Data excerpts
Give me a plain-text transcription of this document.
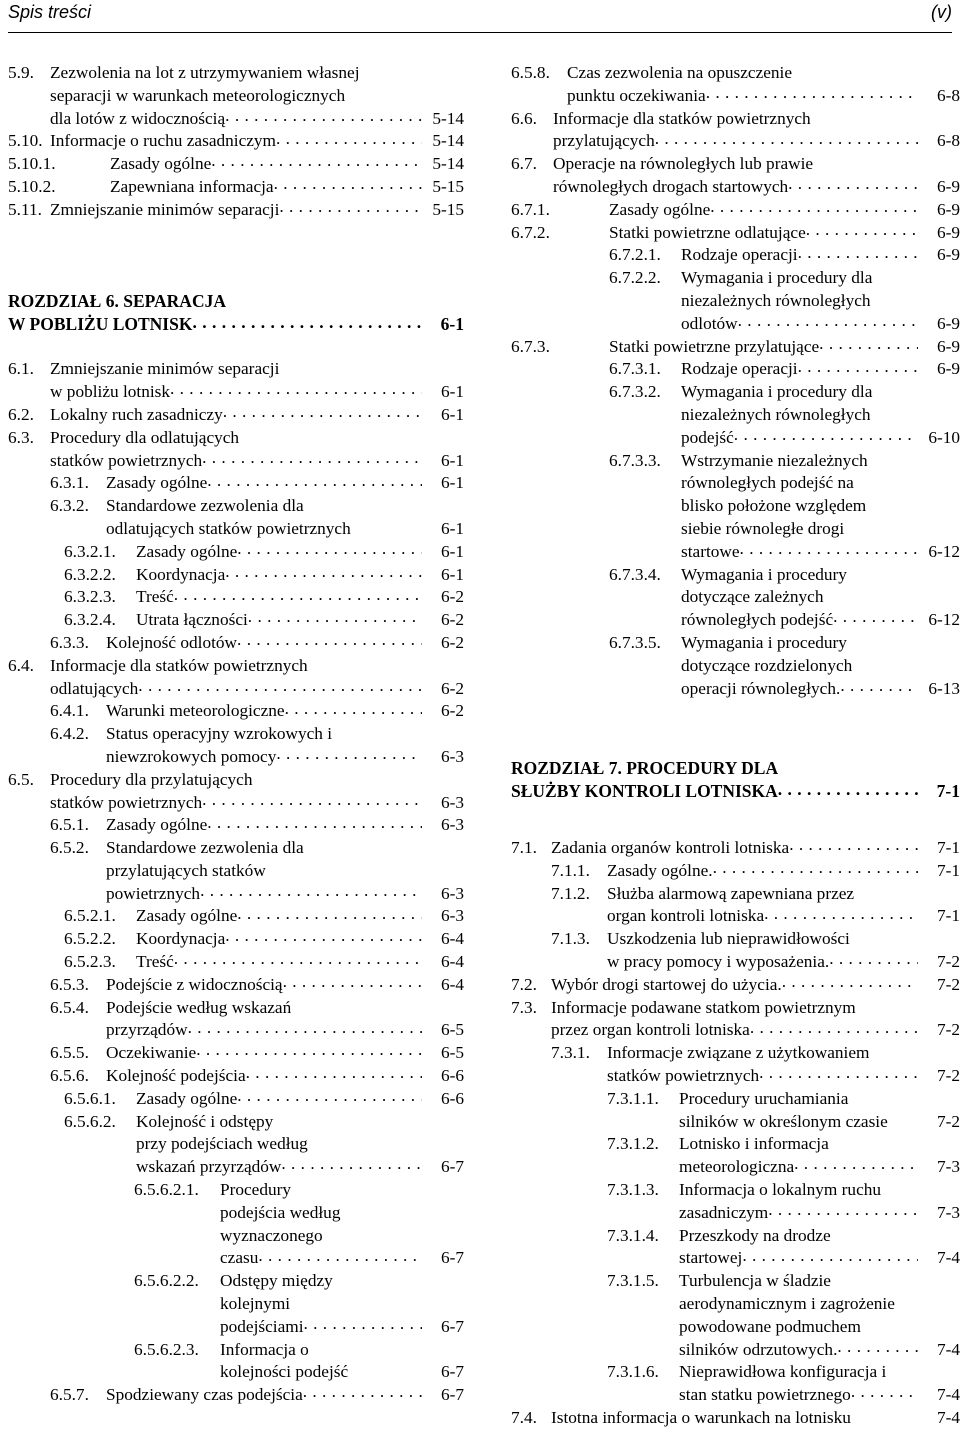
Spis treści	(v)
5.9. Zezwolenia na lot z utrzymywaniem własnej
separacji w warunkach meteorologicznych
dla lotów z widocznością . . .	5-14
5.10. Informacje o ruchu zasadniczym . . .	5-14
5.10.1.	Zasady ogólne . . .	5-14
5.10.2.	Zapewniana informacja . . .	5-15
5.11. Zmniejszanie minimów separacji . . .	5-15
ROZDZIAŁ 6. SEPARACJA
W POBLIŻU LOTNISK . . .	6-1
6.1. Zmniejszanie minimów separacji
w pobliżu lotnisk . . .	6-1
6.2. Lokalny ruch zasadniczy . . .	6-1
6.3. Procedury dla odlatujących
statków powietrznych . . .	6-1
6.3.1. Zasady ogólne . . .	6-1
6.3.2. Standardowe zezwolenia dla
odlatujących statków powietrznych	6-1
6.3.2.1.	Zasady ogólne . . .	6-1
6.3.2.2.	Koordynacja . . .	6-1
6.3.2.3.	Treść . . .	6-2
6.3.2.4.	Utrata łączności . . .	6-2
6.3.3. Kolejność odlotów . . .	6-2
6.4. Informacje dla statków powietrznych
odlatujących . . .	6-2
6.4.1. Warunki meteorologiczne . . .	6-2
6.4.2. Status operacyjny wzrokowych i
niewzrokowych pomocy . . .	6-3
6.5. Procedury dla przylatujących
statków powietrznych . . .	6-3
6.5.1. Zasady ogólne . . .	6-3
6.5.2. Standardowe zezwolenia dla
przylatujących statków
powietrznych . . .	6-3
6.5.2.1.	Zasady ogólne . . .	6-3
6.5.2.2.	Koordynacja . . .	6-4
6.5.2.3.	Treść . . .	6-4
6.5.3. Podejście z widocznością . . .	6-4
6.5.4. Podejście według wskazań
przyrządów . . .	6-5
6.5.5. Oczekiwanie . . .	6-5
6.5.6. Kolejność podejścia . . .	6-6
6.5.6.1.	Zasady ogólne . . .	6-6
6.5.6.2.	Kolejność i odstępy
przy podejściach według
wskazań przyrządów . . .	6-7
6.5.6.2.1.	Procedury
podejścia według
wyznaczonego
czasu . . .	6-7
6.5.6.2.2.	Odstępy między
kolejnymi
podejściami . . .	6-7
6.5.6.2.3.	Informacja o
kolejności podejść	6-7
6.5.7. Spodziewany czas podejścia . . .	6-7
6.5.8. Czas zezwolenia na opuszczenie
punktu oczekiwania . . .	6-8
6.6. Informacje dla statków powietrznych
przylatujących . . .	6-8
6.7. Operacje na równoległych lub prawie
równoległych drogach startowych . . .	6-9
6.7.1.	Zasady ogólne . . .	6-9
6.7.2.	Statki powietrzne odlatujące . . .	6-9
6.7.2.1.	Rodzaje operacji . . .	6-9
6.7.2.2.	Wymagania i procedury dla
niezależnych równoległych
odlotów . . .	6-9
6.7.3.	Statki powietrzne przylatujące . . .	6-9
6.7.3.1.	Rodzaje operacji . . .	6-9
6.7.3.2.	Wymagania i procedury dla
niezależnych równoległych
podejść . . .	6-10
6.7.3.3.	Wstrzymanie niezależnych
równoległych podejść na
blisko położone względem
siebie równoległe drogi
startowe . . .	6-12
6.7.3.4.	Wymagania i procedury
dotyczące zależnych
równoległych podejść . . .	6-12
6.7.3.5.	Wymagania i procedury
dotyczące rozdzielonych
operacji równoległych. . . .	6-13
ROZDZIAŁ 7. PROCEDURY DLA
SŁUŻBY KONTROLI LOTNISKA . . .	7-1
7.1. Zadania organów kontroli lotniska . . .	7-1
7.1.1. Zasady ogólne. . . .	7-1
7.1.2. Służba alarmową zapewniana przez
organ kontroli lotniska . . .	7-1
7.1.3. Uszkodzenia lub nieprawidłowości
w pracy pomocy i wyposażenia. . . .	7-2
7.2. Wybór drogi startowej do użycia. . . .	7-2
7.3. Informacje podawane statkom powietrznym
przez organ kontroli lotniska . . .	7-2
7.3.1. Informacje związane z użytkowaniem
statków powietrznych . . .	7-2
7.3.1.1.	Procedury uruchamiania
silników w określonym czasie	7-2
7.3.1.2.	Lotnisko i informacja
meteorologiczna . . .	7-3
7.3.1.3.	Informacja o lokalnym ruchu
zasadniczym . . .	7-3
7.3.1.4.	Przeszkody na drodze
startowej . . .	7-4
7.3.1.5.	Turbulencja w śladzie
aerodynamicznym i zagrożenie
powodowane podmuchem
silników odrzutowych. . . .	7-4
7.3.1.6.	Nieprawidłowa konfiguracja i
stan statku powietrznego . . .	7-4
7.4. Istotna informacja o warunkach na lotnisku	7-4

### WRITTEN REQUEST
Look over the listing above. Pick out and copy every line that includes "zasadniczym".

### ANSWER BELOW
5.10. Informacje o ruchu zasadniczym . . .	5-14
zasadniczym . . .	7-3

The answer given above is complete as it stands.